## INSTRUÇÕES DE TRABALHO
A – No excerto sobre o Moza Banco, que entidade auditou as contas do Banco?
B – Retome o excerto sobre o Moza Banco a partir da última frase apresentada.

**** EXCERTO DO DOCUMENTO

Neste caso, o Moza Banco ...
Sim. Isto aconteceu à medida que fomos mostrando um produto concreto e uma gestão muito rigorosa e profissional, em que a austeridade constitui um elemento essencial. Tolerância zero sobre indisciplina e falhas no cumprimento de normas. Não queremos pôr em causa a nossa relação com o cliente. O cliente confiou em nós. Temos o dever de assegurar pleno sigilo profissional e prestar serviços bancários de excelência.
A gestão prudente acabou determinando um lucro de USD 2.2 milhões no Moza Banco e perto de USD 1 milhão na Moçambique Capitais…
A seriedade do projecto, uma gestão profissionalizada e dedicada, o compromisso de que o essencial do projecto deve ser revertido para o projecto, foi determinante. Nós temos o compromisso de que metade dos lucros é para capitalizar na sociedade. Todo o lucro obtido foi retido na sociedade para a fazer crescer ainda mais. Os accionistas estão apostados no crescimento do Banco. Temos naturalmente o apetite de usufruir dos resultados, mas todos temos a noção de que o investimento exige tempo de maturação e o reforço de capitais.
Todo o investimento efectuado, por exemplo, no projecto Moza Banco já foi recuperado.
Totalmente recuperado não. Mas já estamos no positivo e isso é que é importante.
Mas o tempo de maturação do investimento era de
Eram os cálculos iniciais. Neste momento já estamos a acumular lucros. Estamos para além dos capitais investidos no Moza Banco e na Moçambique Capitais. No Moza Banco tivemos lucros brutos de 2.2 milhões de dólares. O lucro líquido será menor porque logo no primeiro ano vamos pagar impostos . Pelo investimento de raiz que efectuamos não beneficiamos de isenção ou benefício fiscal. Outros bancos tiveram um benefício fiscal de cinco a dez anos.
E porque isso não aconteceu convosco?
Compreendemos que o nosso Estado precisa de arrecadar receitas e assim reduzir a vulnerabilidade perante a ajuda internacional. Este debate da necessidade dos megaprojectos contribuírem para o erário público é correcto. As unidades produtivas e os serviços têm que contribuir para o desenvolvimento do país. Parte dos lucros que geramos vamos ter que pagar impostos e ainda é uma quantia considerável. Mas tudo que restar vai para reforçar os capitais , vai permitir constituir a reserva legal e uma reserva de manutenção do valor das acções. Todas as nossas contas estão auditadas. No Banco as contas foram auditadas pela KPMG. Na opinião do auditor não há nenhuma reserva. O Banco de Moçambique também realizou a sua supervisão. As contas estão certas. Estamos a funcionar correctamente.
Recursos humanos não abundam
Sei que no Moza Banco e na Moçambique Capitais haverá um aumento de capital. Os accionistas já aprovaram essa operação?
O Moza Banco logo no primeiro ano completo de actividade, demonstrou solidez e crescimento. Isso entusiasmou os accionistas a olhar o futuro com maior arrojo. Este ano abrimos o Private banking para assegurar um tratamento preferencial a particulares. Vamos abrir a primeira agência de Maputo no prédio do Millenium Park (em frente do Tribunal Supremo).

********
**** REGISTOS DE DADOS

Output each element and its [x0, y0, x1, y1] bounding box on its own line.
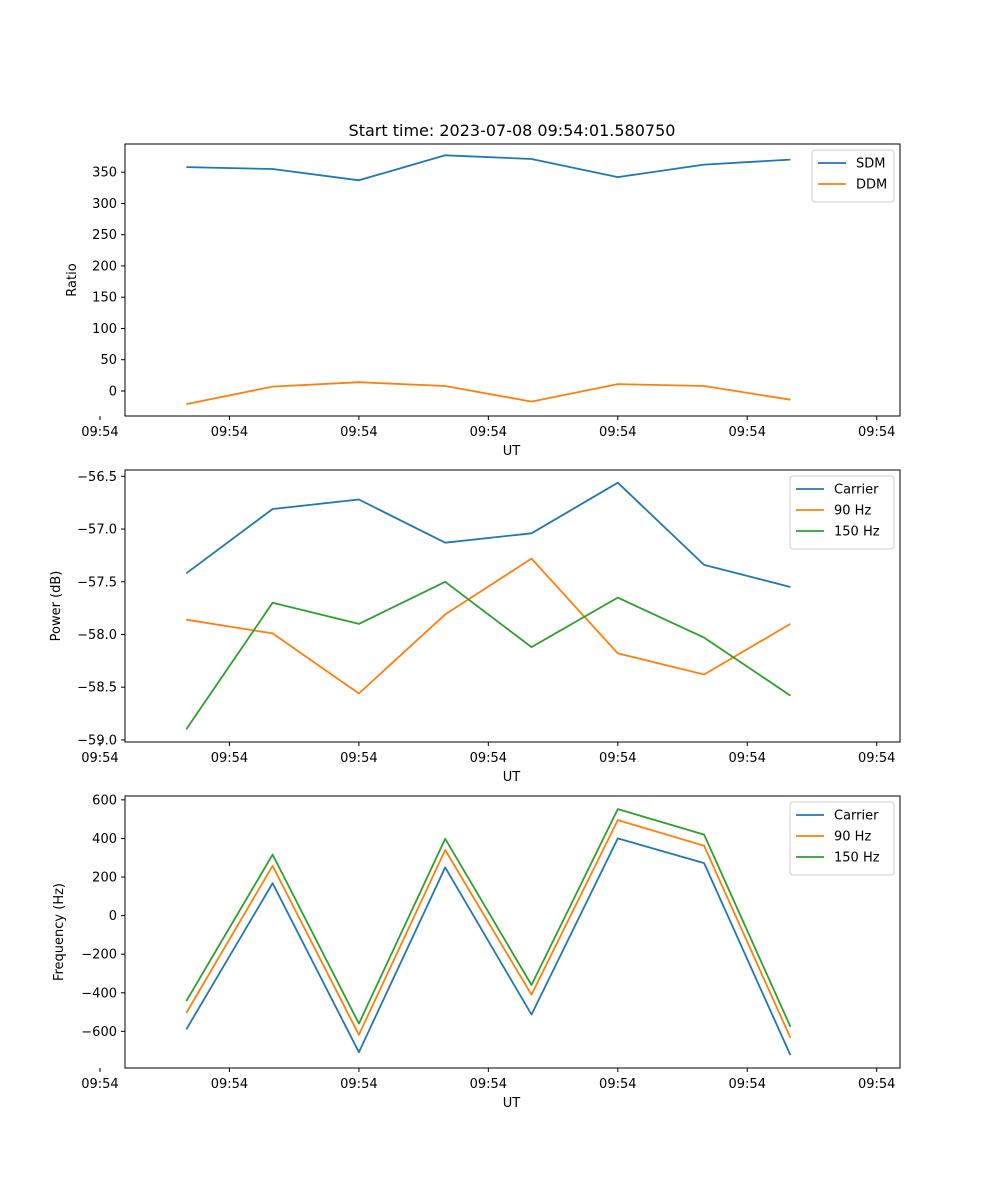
x-tick-label: 09:54	[470, 425, 507, 440]
x-axis-label: UT	[503, 1096, 521, 1111]
y-tick-label: −56.5	[77, 470, 117, 485]
x-tick-label: 09:54	[729, 425, 766, 440]
y-tick-label: −58.5	[77, 681, 117, 696]
legend-entry: DDM	[856, 178, 887, 193]
y-tick-label: −57.0	[77, 523, 117, 538]
x-tick-label: 09:54	[81, 751, 118, 766]
y-tick-label: 0	[109, 909, 117, 924]
x-tick-label: 09:54	[858, 425, 895, 440]
x-tick-label: 09:54	[729, 1077, 766, 1092]
x-axis-label: UT	[503, 444, 521, 459]
y-tick-label: 150	[92, 291, 117, 306]
y-tick-label: −59.0	[77, 733, 117, 748]
y-tick-label: 200	[92, 259, 117, 274]
x-tick-label: 09:54	[470, 1077, 507, 1092]
x-tick-label: 09:54	[340, 425, 377, 440]
y-tick-label: 100	[92, 322, 117, 337]
y-tick-label: −600	[81, 1025, 117, 1040]
legend-entry: Carrier	[834, 809, 879, 824]
series-line-90-hz	[186, 557, 791, 695]
series-line-90-hz	[185, 819, 792, 1039]
series-line-150-hz	[185, 808, 792, 1028]
x-tick-label: 09:54	[211, 425, 248, 440]
legend-entry: Carrier	[834, 483, 879, 498]
x-tick-label: 09:54	[81, 425, 118, 440]
y-tick-label: −200	[81, 948, 117, 963]
y-tick-label: 50	[100, 353, 117, 368]
x-tick-label: 09:54	[858, 1077, 895, 1092]
y-axis-label: Frequency (Hz)	[52, 883, 67, 981]
x-tick-label: 09:54	[599, 425, 636, 440]
legend-entry: 90 Hz	[834, 504, 871, 519]
legend-entry: 90 Hz	[834, 830, 871, 845]
legend: SDM DDM	[811, 149, 895, 203]
subplot-2: 09:54 09:54 09:54 09:54 09:54 09:54 09:54 −59.0…	[49, 469, 901, 785]
axes-frame	[124, 795, 901, 1069]
legend-entry: 150 Hz	[834, 525, 880, 540]
x-tick-label: 09:54	[470, 751, 507, 766]
axes-frame	[124, 469, 901, 743]
y-tick-label: 350	[92, 166, 117, 181]
y-tick-label: 0	[109, 384, 117, 399]
y-tick-label: 200	[92, 871, 117, 886]
subplot-1: 09:54 09:54 09:54 09:54 09:54 09:54 09:54 0 50 10…	[65, 143, 901, 459]
y-axis-label: Ratio	[65, 263, 80, 296]
legend-entry: SDM	[856, 157, 885, 172]
x-tick-label: 09:54	[211, 751, 248, 766]
x-tick-label: 09:54	[729, 751, 766, 766]
series-line-ddm	[186, 381, 791, 405]
series-line-sdm	[186, 154, 791, 182]
figure-title: Start time: 2023-07-08 09:54:01.580750	[349, 121, 676, 140]
subplots: 09:54 09:54 09:54 09:54 09:54 09:54 09:54 0 50 10…	[49, 143, 901, 1111]
legend-entry: 150 Hz	[834, 851, 880, 866]
y-tick-label: 600	[92, 793, 117, 808]
y-tick-label: −58.0	[77, 628, 117, 643]
legend: Carrier 90 Hz 150 Hz	[789, 801, 895, 876]
y-tick-label: 400	[92, 832, 117, 847]
x-tick-label: 09:54	[340, 751, 377, 766]
y-tick-label: −400	[81, 986, 117, 1001]
series-line-150-hz	[185, 580, 791, 730]
x-tick-label: 09:54	[599, 1077, 636, 1092]
x-tick-label: 09:54	[81, 1077, 118, 1092]
series-line-carrier	[185, 837, 792, 1056]
legend: Carrier 90 Hz 150 Hz	[789, 475, 895, 550]
x-tick-label: 09:54	[599, 751, 636, 766]
y-tick-label: −57.5	[77, 575, 117, 590]
series-line-carrier	[185, 481, 791, 588]
y-axis-label: Power (dB)	[49, 571, 64, 642]
x-tick-label: 09:54	[211, 1077, 248, 1092]
axes-frame	[124, 143, 901, 417]
x-axis-label: UT	[503, 770, 521, 785]
y-tick-label: 300	[92, 197, 117, 212]
x-tick-label: 09:54	[858, 751, 895, 766]
y-tick-label: 250	[92, 228, 117, 243]
x-tick-label: 09:54	[340, 1077, 377, 1092]
subplot-3: 09:54 09:54 09:54 09:54 09:54 09:54 09:54 −600 −…	[52, 793, 901, 1111]
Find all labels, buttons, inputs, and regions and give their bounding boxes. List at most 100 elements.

********

## RESPOSTAS POR TAREFA
A – As contas do Banco foram auditadas pela KPMG.

B –
O balcão de Maputo estava previsto para 2009…
Sim. Houve atrasos na conclusão das obras do prédio que não são da nossa competência. Mas deram-nos garantias de que até Junho o espaço estará pronto. Vamos admitir que Julho estaremos a abrir a agência na baixa de Maputo. Já temos a equipa formada e os recursos disponíveis. Vamos arrancar para Nampula e Nacala este ano. Para o ano, se as coisas correrem como previsto vamos abrir em Tete e Beira.
Mas Beira e Tete estava programado para este ano..
Sim. Mas tudo isso não é simples de concretizar. Uma coisa é planificar outra são as coisas no terreno. Há uma grande condicionante com os recursos humanos. Não basta ter dinheiro. É preciso estar seguro de que a equipa que vai para lá está preparada, não podemos ter falhas nos sistemas. É assim que temos que olhar, com segurança. O mercado tem grande carência em recursos humanos com experiência bancária qualificada. Também a identificação de lugares em Nacala, Nampula, etc, não é só chegar e arrendar espaços. Há constrangimentos no terreno. Os resultados alcançados até ao presente levaram-nos a pensar de outra maneira. E dissemos para nós próprios: se conseguimos consolidar o banco e assegurar crescimento no primeiro ano, porque não sermos mais ousados? Por isso mandamos fazer um estudo aprofundado. Estamos a analisar maiores desafios na expansão. Naturalmente que qualquer decisão que tomarmos de abrir mais agências será em lugares estratégicos do país. Sinto que iremos ter constrangimentos de recursos humanos.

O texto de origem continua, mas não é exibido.